Task to complete: Search the listing for the string "assign" and copy every line that contains it.

** Start **

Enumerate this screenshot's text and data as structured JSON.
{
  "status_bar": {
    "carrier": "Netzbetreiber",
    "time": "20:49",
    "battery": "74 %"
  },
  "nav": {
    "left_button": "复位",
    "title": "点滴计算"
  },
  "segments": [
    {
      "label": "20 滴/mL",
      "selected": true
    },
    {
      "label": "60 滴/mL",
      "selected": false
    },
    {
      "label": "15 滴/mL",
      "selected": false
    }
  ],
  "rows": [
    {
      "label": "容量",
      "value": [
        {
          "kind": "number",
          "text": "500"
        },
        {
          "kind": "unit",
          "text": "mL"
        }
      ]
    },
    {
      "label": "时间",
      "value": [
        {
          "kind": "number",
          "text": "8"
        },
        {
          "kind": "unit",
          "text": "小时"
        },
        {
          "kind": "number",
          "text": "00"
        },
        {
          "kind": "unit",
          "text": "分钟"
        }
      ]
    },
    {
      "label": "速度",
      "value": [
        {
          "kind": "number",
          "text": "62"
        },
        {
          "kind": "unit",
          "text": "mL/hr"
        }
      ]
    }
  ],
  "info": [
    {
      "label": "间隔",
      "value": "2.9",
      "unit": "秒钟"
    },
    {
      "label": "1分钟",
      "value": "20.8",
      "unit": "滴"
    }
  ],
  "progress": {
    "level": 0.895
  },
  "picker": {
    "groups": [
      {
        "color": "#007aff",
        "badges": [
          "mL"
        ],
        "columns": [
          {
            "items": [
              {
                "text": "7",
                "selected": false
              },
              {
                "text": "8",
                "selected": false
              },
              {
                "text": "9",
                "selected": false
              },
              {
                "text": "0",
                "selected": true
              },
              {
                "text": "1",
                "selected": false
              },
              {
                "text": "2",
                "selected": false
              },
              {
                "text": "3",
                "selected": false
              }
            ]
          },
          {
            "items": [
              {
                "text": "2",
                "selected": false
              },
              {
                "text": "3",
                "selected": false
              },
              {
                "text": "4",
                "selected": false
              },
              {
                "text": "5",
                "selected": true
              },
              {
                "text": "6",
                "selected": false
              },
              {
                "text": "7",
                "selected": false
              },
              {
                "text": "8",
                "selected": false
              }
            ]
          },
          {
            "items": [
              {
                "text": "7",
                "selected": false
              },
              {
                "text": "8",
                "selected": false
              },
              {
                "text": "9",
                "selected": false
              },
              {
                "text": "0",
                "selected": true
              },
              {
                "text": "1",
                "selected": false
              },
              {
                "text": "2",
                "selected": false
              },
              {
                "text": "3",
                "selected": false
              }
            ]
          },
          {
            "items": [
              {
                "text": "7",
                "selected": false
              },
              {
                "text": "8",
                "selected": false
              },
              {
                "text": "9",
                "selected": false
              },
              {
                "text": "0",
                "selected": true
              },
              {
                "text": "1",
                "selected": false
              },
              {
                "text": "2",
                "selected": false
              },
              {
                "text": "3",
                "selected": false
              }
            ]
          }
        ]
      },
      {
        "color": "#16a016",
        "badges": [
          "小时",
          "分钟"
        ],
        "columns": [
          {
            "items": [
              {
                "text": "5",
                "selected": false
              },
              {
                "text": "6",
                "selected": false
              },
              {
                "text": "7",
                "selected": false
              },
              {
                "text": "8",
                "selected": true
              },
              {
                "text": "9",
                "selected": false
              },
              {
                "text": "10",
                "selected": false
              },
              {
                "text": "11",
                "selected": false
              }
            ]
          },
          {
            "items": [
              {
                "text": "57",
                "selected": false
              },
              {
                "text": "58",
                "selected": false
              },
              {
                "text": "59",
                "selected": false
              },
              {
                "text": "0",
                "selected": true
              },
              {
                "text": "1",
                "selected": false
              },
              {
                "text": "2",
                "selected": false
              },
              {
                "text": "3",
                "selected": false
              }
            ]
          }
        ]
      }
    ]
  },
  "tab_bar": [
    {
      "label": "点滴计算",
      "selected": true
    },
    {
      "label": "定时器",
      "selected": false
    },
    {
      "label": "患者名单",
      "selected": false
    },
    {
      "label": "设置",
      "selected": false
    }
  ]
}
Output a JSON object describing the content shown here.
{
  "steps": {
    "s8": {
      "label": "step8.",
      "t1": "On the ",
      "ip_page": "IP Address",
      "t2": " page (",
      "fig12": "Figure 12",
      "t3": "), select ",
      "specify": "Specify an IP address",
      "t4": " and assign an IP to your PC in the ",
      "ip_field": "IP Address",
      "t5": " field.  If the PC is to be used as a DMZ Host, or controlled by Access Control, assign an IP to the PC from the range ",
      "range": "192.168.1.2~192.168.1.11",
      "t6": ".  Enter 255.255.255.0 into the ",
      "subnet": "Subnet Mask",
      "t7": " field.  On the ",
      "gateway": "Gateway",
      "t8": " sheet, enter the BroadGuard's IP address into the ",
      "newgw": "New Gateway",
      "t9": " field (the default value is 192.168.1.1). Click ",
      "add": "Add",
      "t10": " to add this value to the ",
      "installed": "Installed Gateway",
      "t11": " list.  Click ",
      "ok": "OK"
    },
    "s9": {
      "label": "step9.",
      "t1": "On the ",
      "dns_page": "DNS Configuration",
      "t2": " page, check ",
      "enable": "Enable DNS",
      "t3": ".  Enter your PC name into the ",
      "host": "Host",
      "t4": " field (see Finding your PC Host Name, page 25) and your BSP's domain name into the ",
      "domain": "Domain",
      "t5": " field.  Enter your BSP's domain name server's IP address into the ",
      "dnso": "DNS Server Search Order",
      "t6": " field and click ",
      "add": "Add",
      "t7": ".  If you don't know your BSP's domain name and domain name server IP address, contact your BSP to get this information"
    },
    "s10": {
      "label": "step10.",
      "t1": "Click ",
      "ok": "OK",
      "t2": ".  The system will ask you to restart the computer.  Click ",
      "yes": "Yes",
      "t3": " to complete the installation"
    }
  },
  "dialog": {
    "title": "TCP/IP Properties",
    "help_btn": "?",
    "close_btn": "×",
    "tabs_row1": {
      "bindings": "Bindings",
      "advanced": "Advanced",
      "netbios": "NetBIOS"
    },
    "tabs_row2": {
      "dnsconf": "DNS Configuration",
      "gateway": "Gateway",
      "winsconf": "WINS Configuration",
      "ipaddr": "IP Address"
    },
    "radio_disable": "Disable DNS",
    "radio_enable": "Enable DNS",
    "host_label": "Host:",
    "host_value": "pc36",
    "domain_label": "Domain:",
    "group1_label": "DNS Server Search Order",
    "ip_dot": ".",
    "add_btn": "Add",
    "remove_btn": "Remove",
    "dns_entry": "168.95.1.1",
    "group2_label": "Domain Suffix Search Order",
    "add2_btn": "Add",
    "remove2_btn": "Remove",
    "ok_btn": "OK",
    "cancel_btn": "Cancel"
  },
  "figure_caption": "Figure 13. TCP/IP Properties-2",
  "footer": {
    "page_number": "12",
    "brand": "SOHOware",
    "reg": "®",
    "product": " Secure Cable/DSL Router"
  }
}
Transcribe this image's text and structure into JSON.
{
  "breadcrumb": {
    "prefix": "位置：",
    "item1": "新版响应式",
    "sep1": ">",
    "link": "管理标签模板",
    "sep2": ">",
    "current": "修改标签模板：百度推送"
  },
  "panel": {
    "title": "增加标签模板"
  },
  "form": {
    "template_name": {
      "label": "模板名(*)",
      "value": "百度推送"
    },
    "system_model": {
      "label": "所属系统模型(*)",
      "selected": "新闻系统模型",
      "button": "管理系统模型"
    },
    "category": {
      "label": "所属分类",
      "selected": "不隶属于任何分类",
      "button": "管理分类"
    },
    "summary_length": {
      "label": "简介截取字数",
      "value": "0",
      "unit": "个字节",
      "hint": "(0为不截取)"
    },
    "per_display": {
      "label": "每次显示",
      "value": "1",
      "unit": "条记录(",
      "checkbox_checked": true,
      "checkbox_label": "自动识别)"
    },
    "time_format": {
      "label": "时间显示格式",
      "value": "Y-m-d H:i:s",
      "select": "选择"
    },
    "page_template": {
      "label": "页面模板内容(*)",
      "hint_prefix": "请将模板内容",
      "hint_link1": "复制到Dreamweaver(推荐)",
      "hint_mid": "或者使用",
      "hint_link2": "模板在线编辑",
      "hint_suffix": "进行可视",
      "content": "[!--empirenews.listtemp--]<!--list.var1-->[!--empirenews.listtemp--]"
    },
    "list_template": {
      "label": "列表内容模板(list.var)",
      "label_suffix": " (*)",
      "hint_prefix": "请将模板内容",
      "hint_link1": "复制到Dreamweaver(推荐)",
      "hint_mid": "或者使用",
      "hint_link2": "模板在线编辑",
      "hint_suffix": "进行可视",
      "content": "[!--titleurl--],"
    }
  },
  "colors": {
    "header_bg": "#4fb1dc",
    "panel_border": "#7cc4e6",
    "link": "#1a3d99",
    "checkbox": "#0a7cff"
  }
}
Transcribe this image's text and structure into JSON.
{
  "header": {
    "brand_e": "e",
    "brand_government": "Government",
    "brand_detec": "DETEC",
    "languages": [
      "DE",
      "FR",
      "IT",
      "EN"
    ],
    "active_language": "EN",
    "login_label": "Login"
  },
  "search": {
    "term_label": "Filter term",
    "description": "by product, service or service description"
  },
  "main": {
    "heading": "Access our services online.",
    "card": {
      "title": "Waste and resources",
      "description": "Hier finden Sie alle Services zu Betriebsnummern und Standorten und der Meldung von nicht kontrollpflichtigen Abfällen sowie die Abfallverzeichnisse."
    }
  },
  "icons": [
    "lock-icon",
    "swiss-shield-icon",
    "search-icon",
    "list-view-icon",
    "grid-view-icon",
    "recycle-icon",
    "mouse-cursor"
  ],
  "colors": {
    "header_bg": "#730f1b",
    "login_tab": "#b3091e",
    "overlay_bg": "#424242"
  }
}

** End **

Expected answer:
      "t4": " and assign an IP to your PC in the ",
      "t5": " field.  If the PC is to be used as a DMZ Host, or controlled by Access Control, assign an IP to the PC from the range ",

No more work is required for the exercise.